Wherever the string "this" appears in the listing, copy that line.

[Dataset rows about figures]
════════════════

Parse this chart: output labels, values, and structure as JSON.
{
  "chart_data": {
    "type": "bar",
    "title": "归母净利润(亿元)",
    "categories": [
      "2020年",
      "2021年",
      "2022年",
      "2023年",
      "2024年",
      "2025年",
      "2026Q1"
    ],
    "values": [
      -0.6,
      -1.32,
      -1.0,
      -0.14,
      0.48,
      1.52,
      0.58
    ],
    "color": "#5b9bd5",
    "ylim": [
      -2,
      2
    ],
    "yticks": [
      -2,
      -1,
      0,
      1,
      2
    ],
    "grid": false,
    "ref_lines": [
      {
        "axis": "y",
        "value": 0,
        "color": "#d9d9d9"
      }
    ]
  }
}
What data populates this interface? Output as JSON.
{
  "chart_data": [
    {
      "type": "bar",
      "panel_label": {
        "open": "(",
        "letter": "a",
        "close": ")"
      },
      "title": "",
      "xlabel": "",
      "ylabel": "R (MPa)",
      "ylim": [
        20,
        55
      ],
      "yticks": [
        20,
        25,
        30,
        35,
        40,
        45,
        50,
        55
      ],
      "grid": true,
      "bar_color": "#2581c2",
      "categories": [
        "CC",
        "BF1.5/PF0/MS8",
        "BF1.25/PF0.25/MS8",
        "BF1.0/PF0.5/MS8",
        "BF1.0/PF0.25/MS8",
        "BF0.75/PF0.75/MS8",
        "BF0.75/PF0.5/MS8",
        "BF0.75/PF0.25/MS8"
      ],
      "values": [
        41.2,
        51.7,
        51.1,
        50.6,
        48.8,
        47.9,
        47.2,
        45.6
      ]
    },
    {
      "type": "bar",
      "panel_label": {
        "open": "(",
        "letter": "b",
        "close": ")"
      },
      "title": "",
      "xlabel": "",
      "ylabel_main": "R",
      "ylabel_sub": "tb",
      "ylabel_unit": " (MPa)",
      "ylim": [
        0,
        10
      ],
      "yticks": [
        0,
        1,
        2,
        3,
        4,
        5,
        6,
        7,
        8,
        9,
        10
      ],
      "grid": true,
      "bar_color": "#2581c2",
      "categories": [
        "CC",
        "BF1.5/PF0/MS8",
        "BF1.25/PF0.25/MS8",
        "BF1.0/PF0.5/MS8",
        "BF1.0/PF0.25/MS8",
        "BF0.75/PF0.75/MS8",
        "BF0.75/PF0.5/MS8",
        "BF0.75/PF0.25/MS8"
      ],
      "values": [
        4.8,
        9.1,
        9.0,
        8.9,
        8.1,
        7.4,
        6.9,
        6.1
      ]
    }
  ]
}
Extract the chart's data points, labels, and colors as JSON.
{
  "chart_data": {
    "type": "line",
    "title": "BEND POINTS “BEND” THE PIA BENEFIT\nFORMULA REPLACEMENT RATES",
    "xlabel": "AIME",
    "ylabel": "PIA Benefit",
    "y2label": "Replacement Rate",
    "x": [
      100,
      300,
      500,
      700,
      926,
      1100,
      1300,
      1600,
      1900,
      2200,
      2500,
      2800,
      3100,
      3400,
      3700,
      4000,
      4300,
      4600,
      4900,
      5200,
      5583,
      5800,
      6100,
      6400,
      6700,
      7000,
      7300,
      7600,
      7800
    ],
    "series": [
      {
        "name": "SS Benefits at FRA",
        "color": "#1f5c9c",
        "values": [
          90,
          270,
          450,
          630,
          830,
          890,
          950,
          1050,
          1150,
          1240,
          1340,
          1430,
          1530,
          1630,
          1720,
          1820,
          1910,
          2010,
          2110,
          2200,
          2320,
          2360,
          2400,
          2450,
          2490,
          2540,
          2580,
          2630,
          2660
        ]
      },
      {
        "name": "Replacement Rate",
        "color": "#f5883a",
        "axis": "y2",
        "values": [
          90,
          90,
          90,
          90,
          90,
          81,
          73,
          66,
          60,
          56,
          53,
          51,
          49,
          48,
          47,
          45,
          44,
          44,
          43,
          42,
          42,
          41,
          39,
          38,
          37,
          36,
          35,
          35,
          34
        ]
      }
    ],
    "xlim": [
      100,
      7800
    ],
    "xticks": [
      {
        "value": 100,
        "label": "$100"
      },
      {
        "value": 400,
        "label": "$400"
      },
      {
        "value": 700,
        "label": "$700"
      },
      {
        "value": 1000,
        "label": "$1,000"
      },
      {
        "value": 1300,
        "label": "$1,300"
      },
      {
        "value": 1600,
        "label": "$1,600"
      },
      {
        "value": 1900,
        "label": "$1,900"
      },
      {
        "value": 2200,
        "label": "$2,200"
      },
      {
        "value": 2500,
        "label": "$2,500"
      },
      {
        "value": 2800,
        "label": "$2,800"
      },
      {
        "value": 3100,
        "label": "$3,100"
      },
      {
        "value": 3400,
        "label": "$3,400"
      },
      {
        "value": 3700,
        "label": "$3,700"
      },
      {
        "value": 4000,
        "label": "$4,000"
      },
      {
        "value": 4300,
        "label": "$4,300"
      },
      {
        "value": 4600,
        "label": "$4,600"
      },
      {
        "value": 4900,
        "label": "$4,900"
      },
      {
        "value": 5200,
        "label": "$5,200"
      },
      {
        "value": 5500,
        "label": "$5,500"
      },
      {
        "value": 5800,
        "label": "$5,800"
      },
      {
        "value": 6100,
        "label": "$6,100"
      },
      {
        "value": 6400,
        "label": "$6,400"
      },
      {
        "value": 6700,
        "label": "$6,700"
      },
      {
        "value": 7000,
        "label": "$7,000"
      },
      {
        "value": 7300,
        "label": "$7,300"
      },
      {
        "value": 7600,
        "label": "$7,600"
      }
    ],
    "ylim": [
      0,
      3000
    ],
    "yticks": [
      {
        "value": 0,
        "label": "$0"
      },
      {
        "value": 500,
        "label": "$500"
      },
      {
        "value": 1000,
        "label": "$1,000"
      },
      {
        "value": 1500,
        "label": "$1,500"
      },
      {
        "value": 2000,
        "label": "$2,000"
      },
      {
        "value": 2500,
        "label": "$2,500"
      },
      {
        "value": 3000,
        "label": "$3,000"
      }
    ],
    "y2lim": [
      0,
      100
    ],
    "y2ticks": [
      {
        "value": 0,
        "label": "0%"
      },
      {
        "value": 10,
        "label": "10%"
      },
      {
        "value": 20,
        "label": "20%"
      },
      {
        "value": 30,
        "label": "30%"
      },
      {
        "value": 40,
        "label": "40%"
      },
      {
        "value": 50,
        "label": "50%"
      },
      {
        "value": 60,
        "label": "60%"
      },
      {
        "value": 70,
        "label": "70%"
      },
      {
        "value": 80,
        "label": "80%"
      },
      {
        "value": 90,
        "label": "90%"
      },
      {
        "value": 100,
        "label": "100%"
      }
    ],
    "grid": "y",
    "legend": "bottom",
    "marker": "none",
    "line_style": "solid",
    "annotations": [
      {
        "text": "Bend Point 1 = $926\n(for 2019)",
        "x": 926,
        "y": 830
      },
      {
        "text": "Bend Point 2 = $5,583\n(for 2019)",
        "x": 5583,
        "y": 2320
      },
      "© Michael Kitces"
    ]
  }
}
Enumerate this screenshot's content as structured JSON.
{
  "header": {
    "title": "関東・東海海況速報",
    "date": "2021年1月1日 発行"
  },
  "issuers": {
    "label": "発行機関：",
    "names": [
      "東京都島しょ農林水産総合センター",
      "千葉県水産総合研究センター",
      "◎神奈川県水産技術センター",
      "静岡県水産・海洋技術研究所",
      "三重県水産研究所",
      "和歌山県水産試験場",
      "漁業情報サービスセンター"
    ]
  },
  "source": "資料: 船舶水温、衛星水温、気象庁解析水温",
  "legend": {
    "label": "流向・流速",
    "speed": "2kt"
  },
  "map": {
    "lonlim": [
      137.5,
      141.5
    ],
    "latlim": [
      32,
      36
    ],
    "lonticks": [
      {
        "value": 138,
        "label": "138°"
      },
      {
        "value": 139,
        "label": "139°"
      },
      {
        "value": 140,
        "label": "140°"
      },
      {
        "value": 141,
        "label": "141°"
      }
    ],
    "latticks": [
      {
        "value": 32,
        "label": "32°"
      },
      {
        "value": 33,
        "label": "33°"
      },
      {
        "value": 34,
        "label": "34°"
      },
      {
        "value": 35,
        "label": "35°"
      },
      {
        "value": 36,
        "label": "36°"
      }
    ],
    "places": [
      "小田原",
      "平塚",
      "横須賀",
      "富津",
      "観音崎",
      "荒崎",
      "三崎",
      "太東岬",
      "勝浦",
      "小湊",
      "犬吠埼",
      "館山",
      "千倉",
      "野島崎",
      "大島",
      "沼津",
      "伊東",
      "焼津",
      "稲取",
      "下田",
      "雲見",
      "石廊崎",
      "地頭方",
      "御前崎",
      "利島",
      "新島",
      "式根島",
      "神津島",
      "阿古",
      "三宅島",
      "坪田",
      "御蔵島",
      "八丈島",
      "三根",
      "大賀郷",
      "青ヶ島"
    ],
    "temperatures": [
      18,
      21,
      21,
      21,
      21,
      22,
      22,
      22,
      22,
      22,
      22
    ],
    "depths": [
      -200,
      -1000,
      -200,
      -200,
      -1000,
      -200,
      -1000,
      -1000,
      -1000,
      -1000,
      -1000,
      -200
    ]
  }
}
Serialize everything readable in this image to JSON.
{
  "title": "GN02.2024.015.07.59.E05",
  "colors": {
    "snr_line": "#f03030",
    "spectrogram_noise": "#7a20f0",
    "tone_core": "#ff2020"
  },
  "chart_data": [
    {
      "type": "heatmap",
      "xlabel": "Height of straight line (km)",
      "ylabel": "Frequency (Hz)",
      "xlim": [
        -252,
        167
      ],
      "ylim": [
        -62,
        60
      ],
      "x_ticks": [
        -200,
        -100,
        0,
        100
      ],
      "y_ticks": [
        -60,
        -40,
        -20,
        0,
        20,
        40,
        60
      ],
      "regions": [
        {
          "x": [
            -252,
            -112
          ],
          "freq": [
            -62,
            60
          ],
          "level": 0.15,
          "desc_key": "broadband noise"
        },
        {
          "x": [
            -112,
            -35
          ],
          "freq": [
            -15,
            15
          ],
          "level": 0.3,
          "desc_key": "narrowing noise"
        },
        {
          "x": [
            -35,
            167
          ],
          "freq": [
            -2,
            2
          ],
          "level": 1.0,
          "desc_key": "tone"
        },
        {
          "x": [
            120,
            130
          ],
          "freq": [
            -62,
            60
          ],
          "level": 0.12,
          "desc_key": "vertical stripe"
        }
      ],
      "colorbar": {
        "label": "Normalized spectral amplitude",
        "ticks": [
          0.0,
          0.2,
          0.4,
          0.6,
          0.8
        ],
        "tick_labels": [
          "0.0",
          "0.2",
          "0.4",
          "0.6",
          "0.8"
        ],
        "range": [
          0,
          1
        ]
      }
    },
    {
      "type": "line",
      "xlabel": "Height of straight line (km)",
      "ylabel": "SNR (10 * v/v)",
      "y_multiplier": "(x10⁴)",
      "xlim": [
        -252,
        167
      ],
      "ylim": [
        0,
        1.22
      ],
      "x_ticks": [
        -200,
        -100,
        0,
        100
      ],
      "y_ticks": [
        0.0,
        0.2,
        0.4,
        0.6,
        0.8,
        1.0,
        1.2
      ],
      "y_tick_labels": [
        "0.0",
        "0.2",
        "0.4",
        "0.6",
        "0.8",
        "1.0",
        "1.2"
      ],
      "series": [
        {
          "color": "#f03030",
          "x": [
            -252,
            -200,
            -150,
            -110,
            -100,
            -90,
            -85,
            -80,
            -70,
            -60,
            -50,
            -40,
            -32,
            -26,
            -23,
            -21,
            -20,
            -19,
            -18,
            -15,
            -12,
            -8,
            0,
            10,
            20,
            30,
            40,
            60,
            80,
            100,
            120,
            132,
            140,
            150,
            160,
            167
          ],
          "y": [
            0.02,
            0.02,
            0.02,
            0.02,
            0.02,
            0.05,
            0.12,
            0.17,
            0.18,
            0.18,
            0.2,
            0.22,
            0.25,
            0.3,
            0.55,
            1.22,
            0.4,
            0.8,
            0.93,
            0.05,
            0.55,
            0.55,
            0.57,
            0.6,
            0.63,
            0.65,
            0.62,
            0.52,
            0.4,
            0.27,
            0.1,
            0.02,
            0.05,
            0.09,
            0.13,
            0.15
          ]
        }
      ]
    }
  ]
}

════════════════

* **The output**
Parse this chart: output labels, values, and structure as JSON.
What data populates this interface? Output as JSON.
Enumerate this screenshot's content as structured JSON.
Serialize everything readable in this image to JSON.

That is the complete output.